▸ Task goal
Compile every line that includes the word "active".

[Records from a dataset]
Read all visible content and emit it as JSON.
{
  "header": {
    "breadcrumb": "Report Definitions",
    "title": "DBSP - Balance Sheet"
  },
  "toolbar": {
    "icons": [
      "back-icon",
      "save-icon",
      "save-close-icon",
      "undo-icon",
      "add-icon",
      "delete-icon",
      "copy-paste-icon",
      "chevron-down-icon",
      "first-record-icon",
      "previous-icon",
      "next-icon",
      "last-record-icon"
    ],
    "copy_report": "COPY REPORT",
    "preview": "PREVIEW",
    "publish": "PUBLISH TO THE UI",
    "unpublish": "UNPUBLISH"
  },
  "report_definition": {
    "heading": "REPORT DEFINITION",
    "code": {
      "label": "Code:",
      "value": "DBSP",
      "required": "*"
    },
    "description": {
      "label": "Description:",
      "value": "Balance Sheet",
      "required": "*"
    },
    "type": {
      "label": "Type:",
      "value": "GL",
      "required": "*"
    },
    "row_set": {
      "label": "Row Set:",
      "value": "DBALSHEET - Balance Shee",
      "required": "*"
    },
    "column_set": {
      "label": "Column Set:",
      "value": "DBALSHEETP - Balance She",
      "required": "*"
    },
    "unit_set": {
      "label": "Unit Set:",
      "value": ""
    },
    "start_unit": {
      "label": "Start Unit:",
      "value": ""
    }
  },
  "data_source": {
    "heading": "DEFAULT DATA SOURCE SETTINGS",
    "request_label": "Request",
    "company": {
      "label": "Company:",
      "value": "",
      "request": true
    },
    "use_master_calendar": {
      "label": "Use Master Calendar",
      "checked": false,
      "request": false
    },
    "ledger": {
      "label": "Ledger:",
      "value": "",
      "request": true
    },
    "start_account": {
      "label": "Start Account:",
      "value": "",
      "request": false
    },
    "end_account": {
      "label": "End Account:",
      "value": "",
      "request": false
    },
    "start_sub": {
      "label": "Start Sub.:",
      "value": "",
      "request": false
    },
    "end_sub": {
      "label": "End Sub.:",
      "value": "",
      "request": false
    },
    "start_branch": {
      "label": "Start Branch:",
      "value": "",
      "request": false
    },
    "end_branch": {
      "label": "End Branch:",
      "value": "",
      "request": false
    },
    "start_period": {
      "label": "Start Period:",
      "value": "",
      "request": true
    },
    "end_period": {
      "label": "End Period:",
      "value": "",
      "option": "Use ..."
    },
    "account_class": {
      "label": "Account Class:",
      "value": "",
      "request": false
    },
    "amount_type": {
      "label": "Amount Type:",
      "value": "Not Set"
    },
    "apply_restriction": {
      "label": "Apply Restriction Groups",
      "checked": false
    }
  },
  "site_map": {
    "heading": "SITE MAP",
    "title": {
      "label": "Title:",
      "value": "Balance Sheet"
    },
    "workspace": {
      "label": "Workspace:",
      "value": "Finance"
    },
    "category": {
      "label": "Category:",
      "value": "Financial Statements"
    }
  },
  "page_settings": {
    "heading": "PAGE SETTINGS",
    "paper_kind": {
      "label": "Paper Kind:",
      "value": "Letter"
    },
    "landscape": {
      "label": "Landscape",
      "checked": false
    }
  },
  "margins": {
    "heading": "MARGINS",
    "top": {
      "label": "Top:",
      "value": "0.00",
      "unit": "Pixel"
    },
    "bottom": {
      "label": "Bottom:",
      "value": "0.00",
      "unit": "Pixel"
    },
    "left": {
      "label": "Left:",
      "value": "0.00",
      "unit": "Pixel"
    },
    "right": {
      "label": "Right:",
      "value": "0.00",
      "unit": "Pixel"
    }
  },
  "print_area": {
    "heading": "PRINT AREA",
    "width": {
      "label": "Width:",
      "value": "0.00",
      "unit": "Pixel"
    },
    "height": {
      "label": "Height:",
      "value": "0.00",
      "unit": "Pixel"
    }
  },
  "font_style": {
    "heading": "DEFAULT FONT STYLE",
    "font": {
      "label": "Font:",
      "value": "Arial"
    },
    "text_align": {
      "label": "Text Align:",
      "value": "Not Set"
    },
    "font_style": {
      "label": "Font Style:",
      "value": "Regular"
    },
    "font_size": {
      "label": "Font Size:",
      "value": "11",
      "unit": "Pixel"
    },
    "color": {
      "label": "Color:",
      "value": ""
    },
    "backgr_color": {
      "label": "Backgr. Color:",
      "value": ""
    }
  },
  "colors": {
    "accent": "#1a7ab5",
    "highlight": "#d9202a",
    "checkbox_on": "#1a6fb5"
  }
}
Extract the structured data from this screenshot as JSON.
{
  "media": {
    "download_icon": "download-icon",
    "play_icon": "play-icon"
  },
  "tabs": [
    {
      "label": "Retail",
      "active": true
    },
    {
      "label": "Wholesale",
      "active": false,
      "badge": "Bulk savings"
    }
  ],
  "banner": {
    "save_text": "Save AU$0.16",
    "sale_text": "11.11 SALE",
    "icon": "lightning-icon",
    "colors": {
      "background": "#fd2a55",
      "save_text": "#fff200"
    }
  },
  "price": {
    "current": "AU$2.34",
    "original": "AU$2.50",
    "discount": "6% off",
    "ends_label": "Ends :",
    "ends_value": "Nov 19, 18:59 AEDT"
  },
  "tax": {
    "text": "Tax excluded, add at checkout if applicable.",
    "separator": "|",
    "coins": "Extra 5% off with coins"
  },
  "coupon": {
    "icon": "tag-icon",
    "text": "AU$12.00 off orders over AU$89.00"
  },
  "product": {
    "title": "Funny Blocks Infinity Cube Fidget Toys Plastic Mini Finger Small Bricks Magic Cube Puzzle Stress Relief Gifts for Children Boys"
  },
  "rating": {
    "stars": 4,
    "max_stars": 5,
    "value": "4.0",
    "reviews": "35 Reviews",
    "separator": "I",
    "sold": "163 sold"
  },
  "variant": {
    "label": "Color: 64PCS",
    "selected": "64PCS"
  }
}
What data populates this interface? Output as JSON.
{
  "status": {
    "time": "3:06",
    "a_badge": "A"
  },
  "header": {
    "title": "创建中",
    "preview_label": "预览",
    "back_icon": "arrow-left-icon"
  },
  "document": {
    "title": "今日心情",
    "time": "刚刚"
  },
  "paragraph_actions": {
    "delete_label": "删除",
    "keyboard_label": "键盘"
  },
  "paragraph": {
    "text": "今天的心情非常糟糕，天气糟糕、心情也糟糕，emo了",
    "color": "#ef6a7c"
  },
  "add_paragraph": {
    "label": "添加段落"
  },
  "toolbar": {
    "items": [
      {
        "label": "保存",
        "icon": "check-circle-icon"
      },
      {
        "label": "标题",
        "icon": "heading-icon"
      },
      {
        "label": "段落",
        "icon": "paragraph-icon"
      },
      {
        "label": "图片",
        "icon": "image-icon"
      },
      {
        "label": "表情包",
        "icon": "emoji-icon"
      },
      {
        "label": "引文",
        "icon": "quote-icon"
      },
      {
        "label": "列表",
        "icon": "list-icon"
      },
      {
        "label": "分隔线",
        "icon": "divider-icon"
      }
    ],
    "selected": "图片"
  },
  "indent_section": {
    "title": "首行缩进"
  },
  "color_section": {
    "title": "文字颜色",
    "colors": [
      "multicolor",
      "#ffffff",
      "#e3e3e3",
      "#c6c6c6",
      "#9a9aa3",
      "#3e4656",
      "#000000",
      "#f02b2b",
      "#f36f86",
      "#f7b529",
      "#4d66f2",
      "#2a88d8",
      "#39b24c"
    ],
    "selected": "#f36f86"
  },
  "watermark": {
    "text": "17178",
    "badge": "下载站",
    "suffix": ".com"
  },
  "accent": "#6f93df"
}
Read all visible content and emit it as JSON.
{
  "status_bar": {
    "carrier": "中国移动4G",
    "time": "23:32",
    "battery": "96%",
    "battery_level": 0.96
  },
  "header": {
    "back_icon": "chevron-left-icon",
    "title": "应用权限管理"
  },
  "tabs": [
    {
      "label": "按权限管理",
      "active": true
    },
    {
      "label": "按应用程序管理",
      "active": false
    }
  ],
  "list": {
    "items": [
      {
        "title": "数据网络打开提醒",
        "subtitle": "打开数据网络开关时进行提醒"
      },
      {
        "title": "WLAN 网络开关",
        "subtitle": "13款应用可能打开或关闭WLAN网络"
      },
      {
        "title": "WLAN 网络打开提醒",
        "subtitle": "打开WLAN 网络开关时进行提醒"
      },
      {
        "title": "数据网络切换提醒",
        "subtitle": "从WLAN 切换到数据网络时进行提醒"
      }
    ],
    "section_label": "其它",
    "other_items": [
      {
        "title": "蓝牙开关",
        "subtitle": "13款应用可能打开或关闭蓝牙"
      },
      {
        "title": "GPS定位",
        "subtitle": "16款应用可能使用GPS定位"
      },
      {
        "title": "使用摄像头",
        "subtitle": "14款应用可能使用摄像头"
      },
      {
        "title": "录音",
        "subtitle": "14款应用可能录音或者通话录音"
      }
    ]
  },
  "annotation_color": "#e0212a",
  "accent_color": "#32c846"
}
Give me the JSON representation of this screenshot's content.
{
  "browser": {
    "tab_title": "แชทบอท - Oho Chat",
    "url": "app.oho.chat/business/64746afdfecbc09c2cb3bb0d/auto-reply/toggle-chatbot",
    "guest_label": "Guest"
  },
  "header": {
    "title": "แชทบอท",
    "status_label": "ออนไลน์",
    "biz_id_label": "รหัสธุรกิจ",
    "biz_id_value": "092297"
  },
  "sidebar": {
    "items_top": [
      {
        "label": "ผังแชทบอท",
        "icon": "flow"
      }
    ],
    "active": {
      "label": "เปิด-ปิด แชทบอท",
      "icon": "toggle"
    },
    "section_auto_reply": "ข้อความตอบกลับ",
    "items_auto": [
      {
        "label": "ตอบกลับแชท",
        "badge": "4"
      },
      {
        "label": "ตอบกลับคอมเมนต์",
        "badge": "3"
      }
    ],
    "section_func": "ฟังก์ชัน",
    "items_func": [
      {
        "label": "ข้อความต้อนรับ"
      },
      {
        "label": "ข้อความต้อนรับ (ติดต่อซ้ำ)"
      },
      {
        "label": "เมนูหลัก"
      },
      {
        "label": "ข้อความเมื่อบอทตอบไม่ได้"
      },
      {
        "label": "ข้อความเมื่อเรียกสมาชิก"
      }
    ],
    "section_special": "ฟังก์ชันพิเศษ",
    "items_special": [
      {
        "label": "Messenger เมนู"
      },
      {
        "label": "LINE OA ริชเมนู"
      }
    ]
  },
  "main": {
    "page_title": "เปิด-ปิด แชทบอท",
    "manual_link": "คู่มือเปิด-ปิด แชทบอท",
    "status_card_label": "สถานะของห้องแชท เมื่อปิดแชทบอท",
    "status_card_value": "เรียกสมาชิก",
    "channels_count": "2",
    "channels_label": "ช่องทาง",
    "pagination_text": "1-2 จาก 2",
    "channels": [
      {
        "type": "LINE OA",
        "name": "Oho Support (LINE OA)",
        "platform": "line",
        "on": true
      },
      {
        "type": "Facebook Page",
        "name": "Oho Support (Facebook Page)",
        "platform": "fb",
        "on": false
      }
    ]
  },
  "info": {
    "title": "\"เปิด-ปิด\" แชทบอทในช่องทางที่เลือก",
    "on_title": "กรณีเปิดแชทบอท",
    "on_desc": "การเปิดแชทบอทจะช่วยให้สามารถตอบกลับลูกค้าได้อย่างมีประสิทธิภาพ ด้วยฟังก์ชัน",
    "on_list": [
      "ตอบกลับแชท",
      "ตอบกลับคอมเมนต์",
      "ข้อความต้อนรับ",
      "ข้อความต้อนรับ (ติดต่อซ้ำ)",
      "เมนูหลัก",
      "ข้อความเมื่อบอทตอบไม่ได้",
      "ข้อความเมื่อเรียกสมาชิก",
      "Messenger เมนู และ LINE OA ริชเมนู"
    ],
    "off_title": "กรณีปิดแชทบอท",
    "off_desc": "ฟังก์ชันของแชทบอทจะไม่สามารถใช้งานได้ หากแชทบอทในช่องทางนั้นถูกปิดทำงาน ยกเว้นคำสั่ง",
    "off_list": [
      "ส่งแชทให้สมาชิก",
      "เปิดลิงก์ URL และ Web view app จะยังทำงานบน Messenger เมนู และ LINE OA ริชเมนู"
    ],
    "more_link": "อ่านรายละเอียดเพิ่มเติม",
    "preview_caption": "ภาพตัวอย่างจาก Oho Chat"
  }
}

▸ Task output
      "active": true
      "active": false,
      "active": true
      "active": false
    "active": {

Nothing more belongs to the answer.